## YOUR INSTRUCTIONS
Reproduce every line of the entries below without any changes, and leave the pictures out.

## EXERCISE INPUTS
>>>>
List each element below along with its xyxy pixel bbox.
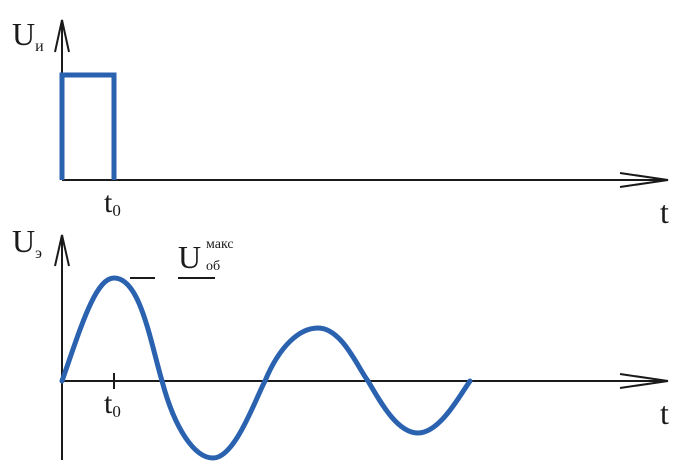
damped-oscillation-curve [59, 275, 473, 461]
bottom-plot: Uэ U макс об t0 t [12, 223, 669, 461]
top-x-axis-arrow [619, 172, 669, 188]
peak-label-sup: макс [206, 237, 234, 252]
top-y-label-sub: и [35, 38, 44, 55]
rectangular-pulse [59, 72, 117, 180]
peak-label: U [178, 239, 201, 275]
bottom-x-axis-arrow [619, 373, 669, 389]
bottom-y-label-sub: э [35, 245, 42, 262]
top-plot: Uи t0 t [12, 16, 669, 230]
bottom-y-axis-arrow [54, 234, 70, 267]
bottom-tick-t0: t0 [104, 387, 121, 421]
top-y-axis-arrow [54, 19, 70, 53]
top-x-label: t [660, 194, 669, 230]
bottom-y-label: Uэ [12, 223, 42, 262]
top-y-label: Uи [12, 16, 44, 55]
top-tick-t0: t0 [104, 186, 121, 220]
bottom-x-label: t [660, 395, 669, 431]
peak-label-sub: об [206, 259, 220, 274]
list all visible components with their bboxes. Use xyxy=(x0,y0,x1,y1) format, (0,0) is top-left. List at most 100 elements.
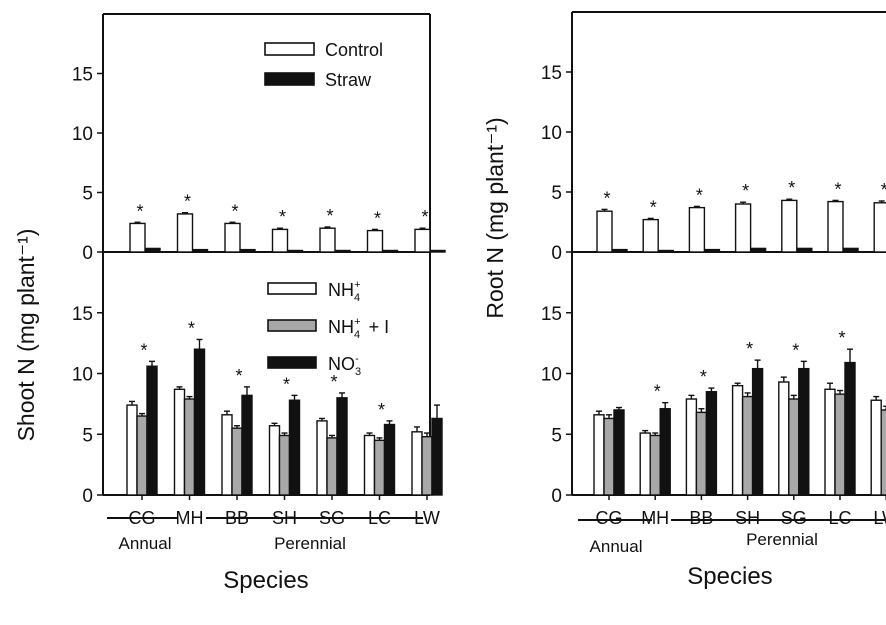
<<<<
## RESULT FOR THIS TASK
List each element below along with its xyxy pixel bbox.
damped-oscillation-curve [59, 275, 473, 461]
bottom-plot: Uэ U макс об t0 t [12, 223, 669, 461]
top-x-axis-arrow [619, 172, 669, 188]
peak-label-sup: макс [206, 237, 234, 252]
top-y-label-sub: и [35, 38, 44, 55]
rectangular-pulse [59, 72, 117, 180]
peak-label: U [178, 239, 201, 275]
bottom-x-axis-arrow [619, 373, 669, 389]
bottom-y-label-sub: э [35, 245, 42, 262]
top-plot: Uи t0 t [12, 16, 669, 230]
bottom-y-axis-arrow [54, 234, 70, 267]
bottom-tick-t0: t0 [104, 387, 121, 421]
top-y-axis-arrow [54, 19, 70, 53]
top-x-label: t [660, 194, 669, 230]
bottom-y-label: Uэ [12, 223, 42, 262]
top-y-label: Uи [12, 16, 44, 55]
top-tick-t0: t0 [104, 186, 121, 220]
bottom-x-label: t [660, 395, 669, 431]
peak-label-sub: об [206, 259, 220, 274]
list all visible components with their bboxes. Use xyxy=(x0,y0,x1,y1) format, (0,0) is top-left. List at most 100 elements.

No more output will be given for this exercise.